:: Work required ::
Find the word "comment" in the material below and gather every line that contains it.

[Records from a collection of figures]
****

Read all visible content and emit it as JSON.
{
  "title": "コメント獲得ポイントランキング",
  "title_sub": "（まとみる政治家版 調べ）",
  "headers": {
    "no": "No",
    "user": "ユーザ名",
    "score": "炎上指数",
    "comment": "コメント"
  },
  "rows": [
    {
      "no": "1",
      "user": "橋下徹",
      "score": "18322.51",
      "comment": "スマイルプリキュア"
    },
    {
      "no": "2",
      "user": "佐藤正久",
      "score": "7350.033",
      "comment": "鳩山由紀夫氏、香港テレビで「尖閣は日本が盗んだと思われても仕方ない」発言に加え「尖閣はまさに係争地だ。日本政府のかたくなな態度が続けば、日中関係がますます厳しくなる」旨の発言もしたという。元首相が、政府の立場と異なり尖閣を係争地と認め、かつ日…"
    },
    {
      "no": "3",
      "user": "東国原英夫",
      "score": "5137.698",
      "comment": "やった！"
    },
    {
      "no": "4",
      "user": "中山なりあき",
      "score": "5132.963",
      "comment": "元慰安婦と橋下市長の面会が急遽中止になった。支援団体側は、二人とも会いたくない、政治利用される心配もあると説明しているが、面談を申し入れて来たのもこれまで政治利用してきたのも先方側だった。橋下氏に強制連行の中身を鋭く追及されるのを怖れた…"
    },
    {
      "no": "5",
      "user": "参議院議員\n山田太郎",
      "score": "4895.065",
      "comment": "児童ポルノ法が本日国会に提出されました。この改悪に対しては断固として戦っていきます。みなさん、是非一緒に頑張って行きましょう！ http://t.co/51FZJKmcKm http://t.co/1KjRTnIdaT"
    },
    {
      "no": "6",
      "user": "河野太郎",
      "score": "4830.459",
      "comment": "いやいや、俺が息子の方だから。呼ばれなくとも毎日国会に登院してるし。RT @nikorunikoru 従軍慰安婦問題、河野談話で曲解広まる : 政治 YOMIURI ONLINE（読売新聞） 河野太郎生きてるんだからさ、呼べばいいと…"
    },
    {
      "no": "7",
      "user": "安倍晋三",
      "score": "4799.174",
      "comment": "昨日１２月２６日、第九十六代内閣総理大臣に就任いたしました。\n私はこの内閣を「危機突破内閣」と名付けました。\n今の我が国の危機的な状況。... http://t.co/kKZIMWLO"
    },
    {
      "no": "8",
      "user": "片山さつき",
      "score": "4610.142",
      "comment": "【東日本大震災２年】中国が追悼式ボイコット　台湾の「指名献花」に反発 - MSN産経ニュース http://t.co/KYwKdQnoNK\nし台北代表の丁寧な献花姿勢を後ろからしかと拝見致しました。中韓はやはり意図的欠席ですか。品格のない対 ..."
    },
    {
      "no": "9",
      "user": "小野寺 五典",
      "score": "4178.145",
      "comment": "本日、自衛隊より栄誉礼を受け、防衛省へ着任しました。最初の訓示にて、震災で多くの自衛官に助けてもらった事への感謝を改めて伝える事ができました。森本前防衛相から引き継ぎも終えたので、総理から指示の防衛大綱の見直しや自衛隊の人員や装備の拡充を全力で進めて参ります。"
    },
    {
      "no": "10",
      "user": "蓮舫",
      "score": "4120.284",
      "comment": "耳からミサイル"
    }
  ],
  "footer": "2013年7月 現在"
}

****

:: Output for this exercise ::
    "comment": "コメント"
      "comment": "スマイルプリキュア"
      "comment": "鳩山由紀夫氏、香港テレビで「尖閣は日本が盗んだと思われても仕方ない」発言に加え「尖閣はまさに係争地だ。日本政府のかたくなな態度が続けば、日中関係がますます厳しくなる」旨の発言もしたという。元首相が、政府の立場と異なり尖閣を係争地と認め、かつ日…"
      "comment": "やった！"
      "comment": "元慰安婦と橋下市長の面会が急遽中止になった。支援団体側は、二人とも会いたくない、政治利用される心配もあると説明しているが、面談を申し入れて来たのもこれまで政治利用してきたのも先方側だった。橋下氏に強制連行の中身を鋭く追及されるのを怖れた…"
      "comment": "児童ポルノ法が本日国会に提出されました。この改悪に対しては断固として戦っていきます。みなさん、是非一緒に頑張って行きましょう！ http://t.co/51FZJKmcKm http://t.co/1KjRTnIdaT"
      "comment": "いやいや、俺が息子の方だから。呼ばれなくとも毎日国会に登院してるし。RT @nikorunikoru 従軍慰安婦問題、河野談話で曲解広まる : 政治 YOMIURI ONLINE（読売新聞） 河野太郎生きてるんだからさ、呼べばいいと…"
      "comment": "昨日１２月２６日、第九十六代内閣総理大臣に就任いたしました。\n私はこの内閣を「危機突破内閣」と名付けました。\n今の我が国の危機的な状況。... http://t.co/kKZIMWLO"
      "comment": "【東日本大震災２年】中国が追悼式ボイコット　台湾の「指名献花」に反発 - MSN産経ニュース http://t.co/KYwKdQnoNK\nし台北代表の丁寧な献花姿勢を後ろからしかと拝見致しました。中韓はやはり意図的欠席ですか。品格のない対 ..."
      "comment": "本日、自衛隊より栄誉礼を受け、防衛省へ着任しました。最初の訓示にて、震災で多くの自衛官に助けてもらった事への感謝を改めて伝える事ができました。森本前防衛相から引き継ぎも終えたので、総理から指示の防衛大綱の見直しや自衛隊の人員や装備の拡充を全力で進めて参ります。"
      "comment": "耳からミサイル"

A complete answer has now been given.